Short problem => Identify all lines in the data containing the string "label". Copy them out.

[Stored data]
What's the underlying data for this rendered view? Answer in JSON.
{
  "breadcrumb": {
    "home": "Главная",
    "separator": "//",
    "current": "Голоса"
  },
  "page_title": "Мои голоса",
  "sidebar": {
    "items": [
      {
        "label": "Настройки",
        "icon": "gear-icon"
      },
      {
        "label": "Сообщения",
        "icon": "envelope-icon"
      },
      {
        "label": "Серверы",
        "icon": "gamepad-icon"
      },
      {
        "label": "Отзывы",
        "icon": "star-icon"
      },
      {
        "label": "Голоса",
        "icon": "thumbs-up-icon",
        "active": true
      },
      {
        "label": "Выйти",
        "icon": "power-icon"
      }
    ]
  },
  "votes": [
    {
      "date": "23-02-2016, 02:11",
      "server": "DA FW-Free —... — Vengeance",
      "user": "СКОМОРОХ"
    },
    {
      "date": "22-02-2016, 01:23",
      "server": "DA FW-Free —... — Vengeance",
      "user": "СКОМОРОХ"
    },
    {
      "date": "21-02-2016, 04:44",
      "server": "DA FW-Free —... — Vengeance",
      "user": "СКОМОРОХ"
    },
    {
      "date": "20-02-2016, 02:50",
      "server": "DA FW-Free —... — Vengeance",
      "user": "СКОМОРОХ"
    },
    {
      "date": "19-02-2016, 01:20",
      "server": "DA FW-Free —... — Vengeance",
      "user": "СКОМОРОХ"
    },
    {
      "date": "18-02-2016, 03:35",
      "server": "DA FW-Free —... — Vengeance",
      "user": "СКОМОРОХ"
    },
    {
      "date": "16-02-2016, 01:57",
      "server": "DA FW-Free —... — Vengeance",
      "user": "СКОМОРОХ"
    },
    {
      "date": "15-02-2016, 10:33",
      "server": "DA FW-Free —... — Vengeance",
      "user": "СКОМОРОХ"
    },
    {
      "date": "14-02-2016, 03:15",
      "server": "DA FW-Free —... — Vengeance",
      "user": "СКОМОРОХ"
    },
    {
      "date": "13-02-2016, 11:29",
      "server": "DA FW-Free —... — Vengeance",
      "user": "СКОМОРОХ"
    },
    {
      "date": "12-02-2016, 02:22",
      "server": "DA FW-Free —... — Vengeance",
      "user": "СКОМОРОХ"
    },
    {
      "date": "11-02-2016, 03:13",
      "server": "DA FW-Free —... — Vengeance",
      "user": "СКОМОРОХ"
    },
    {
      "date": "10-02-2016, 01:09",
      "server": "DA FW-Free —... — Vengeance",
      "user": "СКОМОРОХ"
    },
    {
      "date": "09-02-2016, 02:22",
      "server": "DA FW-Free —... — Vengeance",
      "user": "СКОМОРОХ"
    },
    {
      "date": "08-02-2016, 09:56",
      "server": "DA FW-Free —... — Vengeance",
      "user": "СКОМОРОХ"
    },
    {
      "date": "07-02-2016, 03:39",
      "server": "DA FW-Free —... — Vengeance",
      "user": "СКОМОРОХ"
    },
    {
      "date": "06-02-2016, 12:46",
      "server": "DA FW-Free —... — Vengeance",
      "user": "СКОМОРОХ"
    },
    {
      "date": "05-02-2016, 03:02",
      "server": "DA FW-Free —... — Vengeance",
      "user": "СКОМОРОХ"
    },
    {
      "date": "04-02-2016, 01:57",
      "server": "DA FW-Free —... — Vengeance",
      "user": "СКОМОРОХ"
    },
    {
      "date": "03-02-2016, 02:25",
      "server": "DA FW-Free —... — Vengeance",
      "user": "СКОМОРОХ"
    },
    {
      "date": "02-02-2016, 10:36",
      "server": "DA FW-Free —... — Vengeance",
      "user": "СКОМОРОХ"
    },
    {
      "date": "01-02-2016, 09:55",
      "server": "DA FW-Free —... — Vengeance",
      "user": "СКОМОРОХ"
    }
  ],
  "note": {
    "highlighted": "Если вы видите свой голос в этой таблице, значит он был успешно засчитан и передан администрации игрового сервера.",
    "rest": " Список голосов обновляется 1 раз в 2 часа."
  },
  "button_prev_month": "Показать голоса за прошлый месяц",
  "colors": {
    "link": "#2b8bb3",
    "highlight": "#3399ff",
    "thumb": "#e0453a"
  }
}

In response =>
        "label": "Настройки",
        "label": "Сообщения",
        "label": "Серверы",
        "label": "Отзывы",
        "label": "Голоса",
        "label": "Выйти",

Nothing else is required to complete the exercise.